■ **Objective**
Using the listing below, report all lines holding the word "Close".

■ **Data for the task**
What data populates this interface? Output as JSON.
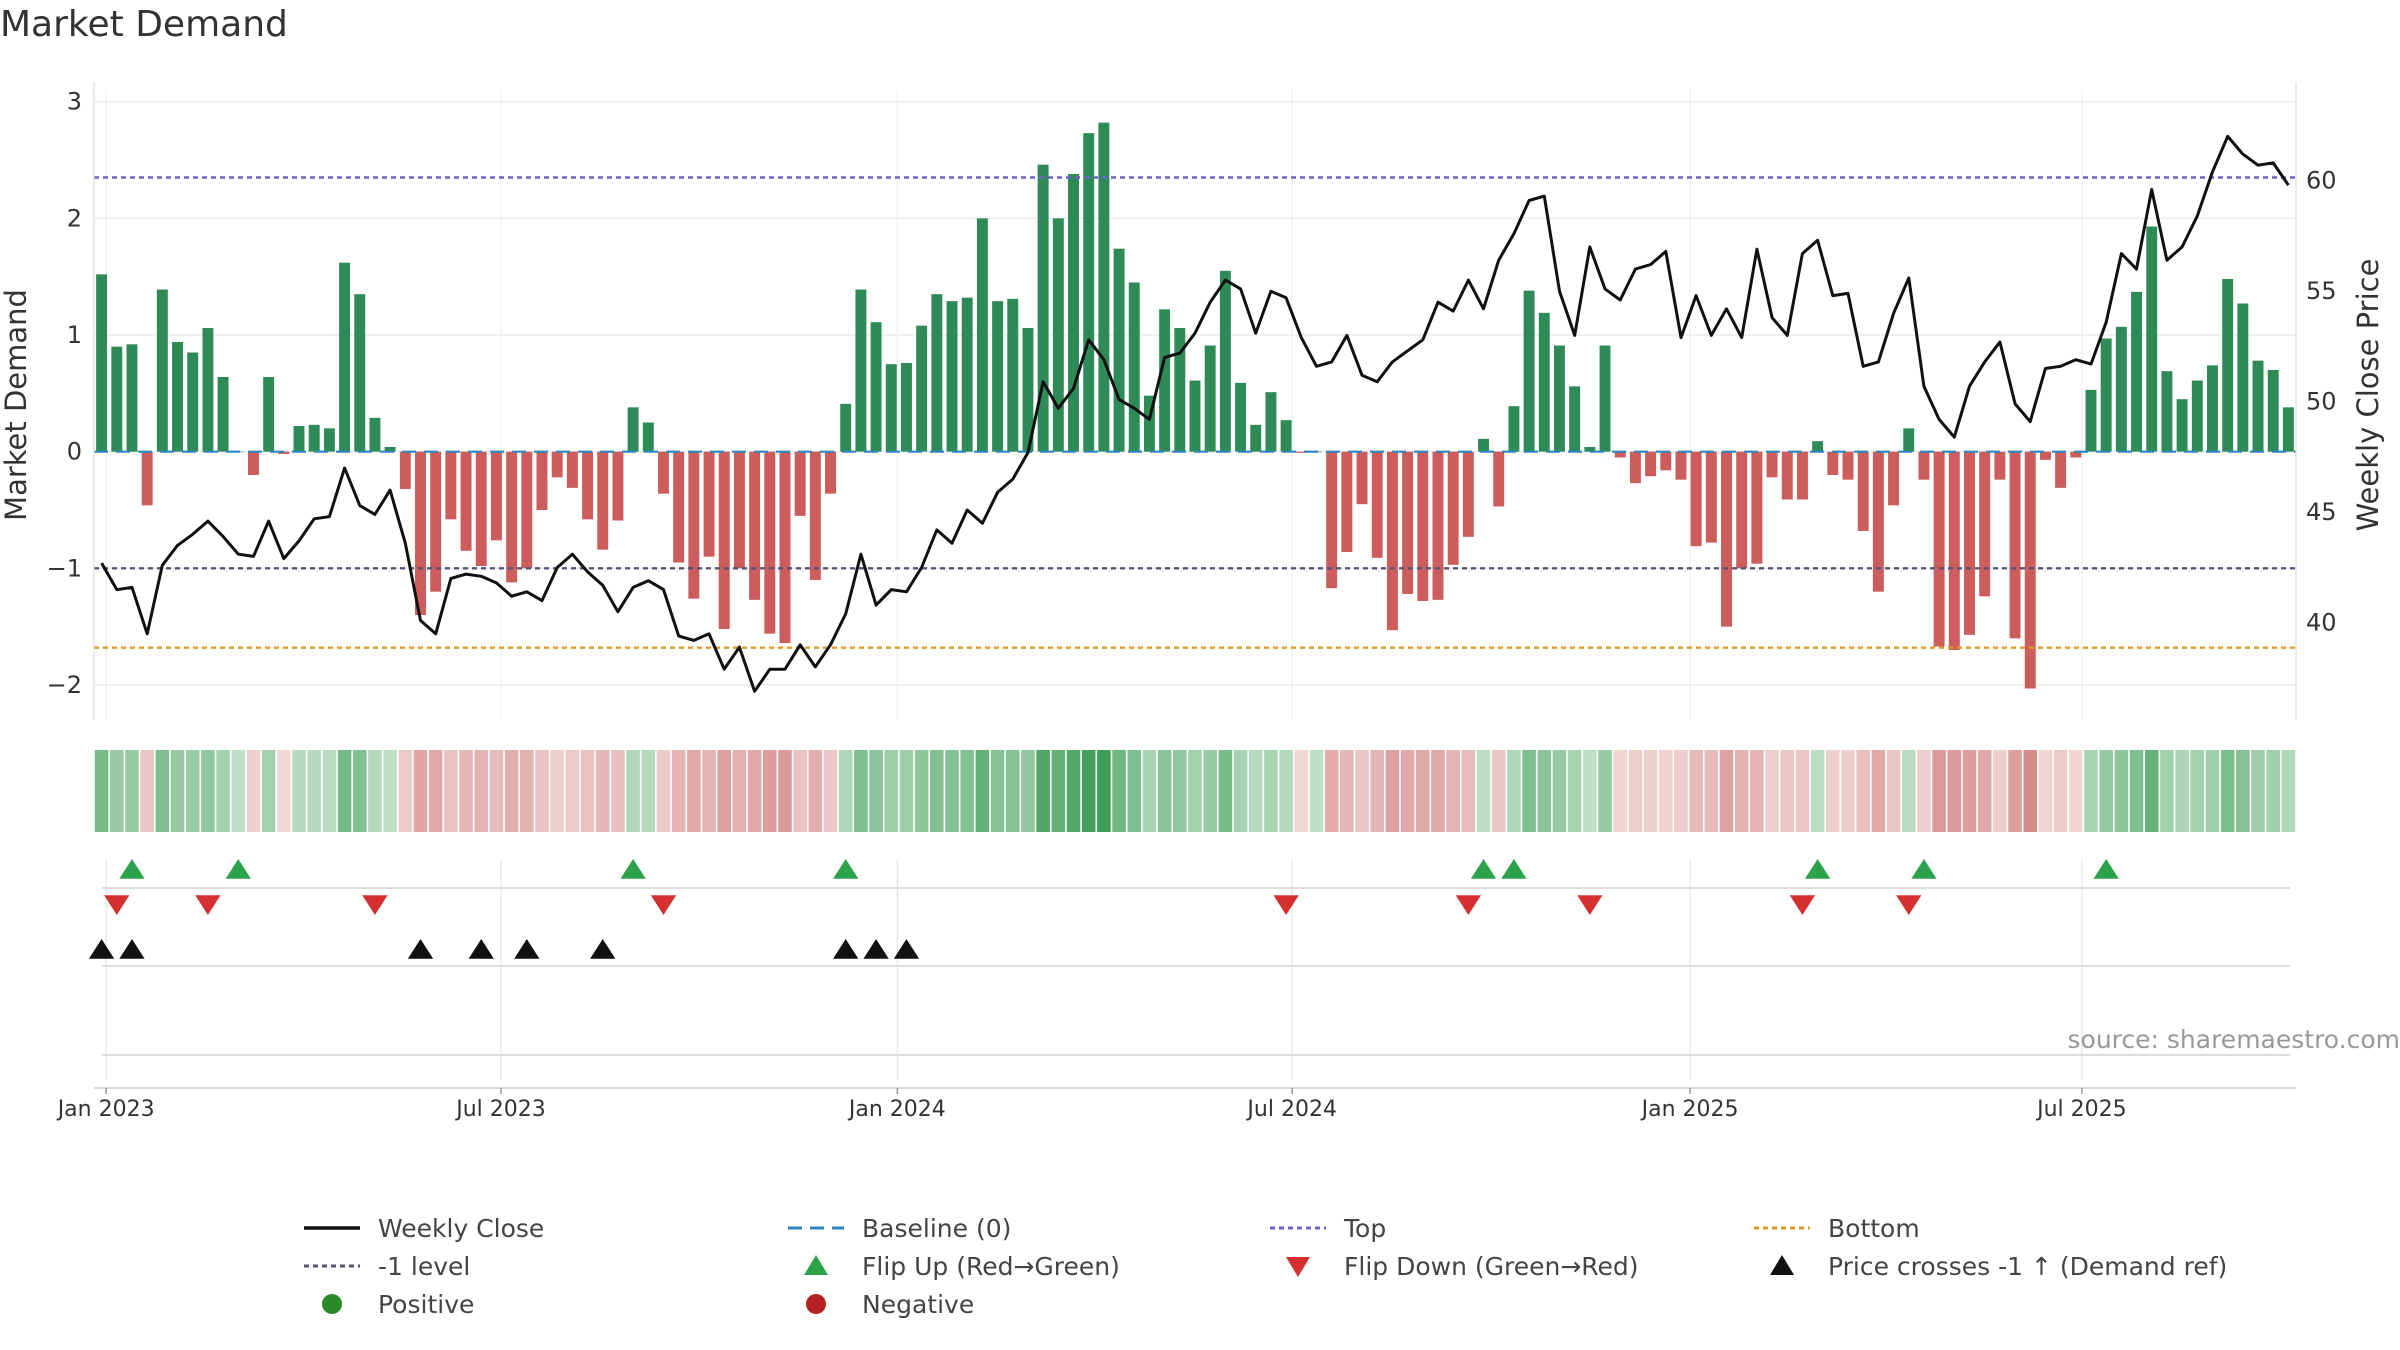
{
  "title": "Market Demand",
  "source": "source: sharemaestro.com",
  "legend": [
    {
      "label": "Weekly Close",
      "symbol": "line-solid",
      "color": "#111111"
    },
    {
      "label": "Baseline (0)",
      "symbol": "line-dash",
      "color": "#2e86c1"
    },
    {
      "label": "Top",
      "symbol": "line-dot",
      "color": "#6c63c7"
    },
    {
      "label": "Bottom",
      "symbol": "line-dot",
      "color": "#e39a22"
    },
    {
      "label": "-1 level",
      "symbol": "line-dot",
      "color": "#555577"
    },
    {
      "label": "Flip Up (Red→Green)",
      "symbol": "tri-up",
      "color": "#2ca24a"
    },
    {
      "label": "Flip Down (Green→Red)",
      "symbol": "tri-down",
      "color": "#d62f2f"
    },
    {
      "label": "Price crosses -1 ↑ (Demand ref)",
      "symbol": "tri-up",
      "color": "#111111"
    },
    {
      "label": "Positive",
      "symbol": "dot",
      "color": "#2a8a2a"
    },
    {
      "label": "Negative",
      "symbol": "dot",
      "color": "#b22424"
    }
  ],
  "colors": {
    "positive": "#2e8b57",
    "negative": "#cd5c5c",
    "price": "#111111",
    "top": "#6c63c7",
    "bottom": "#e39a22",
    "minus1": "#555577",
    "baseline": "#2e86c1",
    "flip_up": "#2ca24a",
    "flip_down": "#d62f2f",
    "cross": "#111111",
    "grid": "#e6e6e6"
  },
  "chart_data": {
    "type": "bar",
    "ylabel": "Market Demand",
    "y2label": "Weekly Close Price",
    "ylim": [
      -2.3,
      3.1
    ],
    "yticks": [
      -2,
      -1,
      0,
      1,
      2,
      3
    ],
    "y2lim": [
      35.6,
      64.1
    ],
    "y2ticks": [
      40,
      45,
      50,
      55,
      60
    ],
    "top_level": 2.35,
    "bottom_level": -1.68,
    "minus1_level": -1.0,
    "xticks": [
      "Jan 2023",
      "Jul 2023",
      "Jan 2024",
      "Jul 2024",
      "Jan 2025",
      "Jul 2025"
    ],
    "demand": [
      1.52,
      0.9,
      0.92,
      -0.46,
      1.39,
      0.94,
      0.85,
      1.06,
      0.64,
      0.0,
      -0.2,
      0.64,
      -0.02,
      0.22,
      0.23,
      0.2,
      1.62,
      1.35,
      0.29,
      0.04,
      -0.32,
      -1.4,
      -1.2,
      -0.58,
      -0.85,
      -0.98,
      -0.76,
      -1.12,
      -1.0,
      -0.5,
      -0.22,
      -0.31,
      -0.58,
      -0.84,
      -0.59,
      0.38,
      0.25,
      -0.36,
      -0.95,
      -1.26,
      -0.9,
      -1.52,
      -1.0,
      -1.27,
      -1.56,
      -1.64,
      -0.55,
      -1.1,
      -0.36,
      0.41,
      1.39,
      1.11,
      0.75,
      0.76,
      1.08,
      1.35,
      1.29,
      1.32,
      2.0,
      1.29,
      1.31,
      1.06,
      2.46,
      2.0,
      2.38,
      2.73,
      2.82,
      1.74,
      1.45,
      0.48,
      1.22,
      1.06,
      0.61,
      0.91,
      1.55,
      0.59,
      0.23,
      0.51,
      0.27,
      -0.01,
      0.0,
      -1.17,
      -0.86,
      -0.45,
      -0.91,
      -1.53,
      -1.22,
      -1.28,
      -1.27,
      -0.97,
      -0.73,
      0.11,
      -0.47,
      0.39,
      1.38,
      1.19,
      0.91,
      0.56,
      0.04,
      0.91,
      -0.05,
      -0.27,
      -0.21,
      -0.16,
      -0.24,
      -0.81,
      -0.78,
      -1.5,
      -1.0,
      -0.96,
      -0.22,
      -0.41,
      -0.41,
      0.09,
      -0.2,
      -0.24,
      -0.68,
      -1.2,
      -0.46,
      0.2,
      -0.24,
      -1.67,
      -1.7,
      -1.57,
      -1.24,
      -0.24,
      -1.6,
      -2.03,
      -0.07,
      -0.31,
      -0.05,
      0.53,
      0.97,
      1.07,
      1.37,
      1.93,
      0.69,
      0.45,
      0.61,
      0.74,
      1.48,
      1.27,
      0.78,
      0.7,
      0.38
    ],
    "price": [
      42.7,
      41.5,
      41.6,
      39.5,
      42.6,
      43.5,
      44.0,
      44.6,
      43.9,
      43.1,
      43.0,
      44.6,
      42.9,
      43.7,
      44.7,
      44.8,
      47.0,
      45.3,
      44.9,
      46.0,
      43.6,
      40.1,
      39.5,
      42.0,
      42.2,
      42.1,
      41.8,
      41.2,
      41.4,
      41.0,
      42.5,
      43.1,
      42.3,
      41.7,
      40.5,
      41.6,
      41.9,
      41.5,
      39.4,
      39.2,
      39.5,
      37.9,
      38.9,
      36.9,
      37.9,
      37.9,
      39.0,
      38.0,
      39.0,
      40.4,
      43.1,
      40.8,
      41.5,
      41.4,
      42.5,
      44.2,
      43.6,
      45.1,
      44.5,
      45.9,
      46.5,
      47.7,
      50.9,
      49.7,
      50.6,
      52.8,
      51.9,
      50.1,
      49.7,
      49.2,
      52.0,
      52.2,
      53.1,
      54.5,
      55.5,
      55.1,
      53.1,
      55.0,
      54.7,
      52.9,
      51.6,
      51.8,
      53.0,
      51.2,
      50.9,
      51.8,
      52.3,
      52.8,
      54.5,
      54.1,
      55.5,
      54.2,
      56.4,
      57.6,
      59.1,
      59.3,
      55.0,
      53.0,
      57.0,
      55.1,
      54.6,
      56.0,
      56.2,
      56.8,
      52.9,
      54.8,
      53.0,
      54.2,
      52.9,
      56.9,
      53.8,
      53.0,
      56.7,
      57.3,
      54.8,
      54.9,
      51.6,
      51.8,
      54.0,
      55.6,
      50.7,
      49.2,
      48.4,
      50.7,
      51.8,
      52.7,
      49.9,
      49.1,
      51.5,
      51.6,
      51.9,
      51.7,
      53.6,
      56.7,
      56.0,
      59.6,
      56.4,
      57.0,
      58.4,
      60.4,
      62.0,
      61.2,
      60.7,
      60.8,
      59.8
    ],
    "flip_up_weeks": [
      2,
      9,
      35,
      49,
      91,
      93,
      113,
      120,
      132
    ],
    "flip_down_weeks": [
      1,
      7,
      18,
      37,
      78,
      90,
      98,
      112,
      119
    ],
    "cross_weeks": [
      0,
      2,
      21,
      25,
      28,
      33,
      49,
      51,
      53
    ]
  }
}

■ **Full response**
      "label": "Weekly Close",
    "y2label": "Weekly Close Price",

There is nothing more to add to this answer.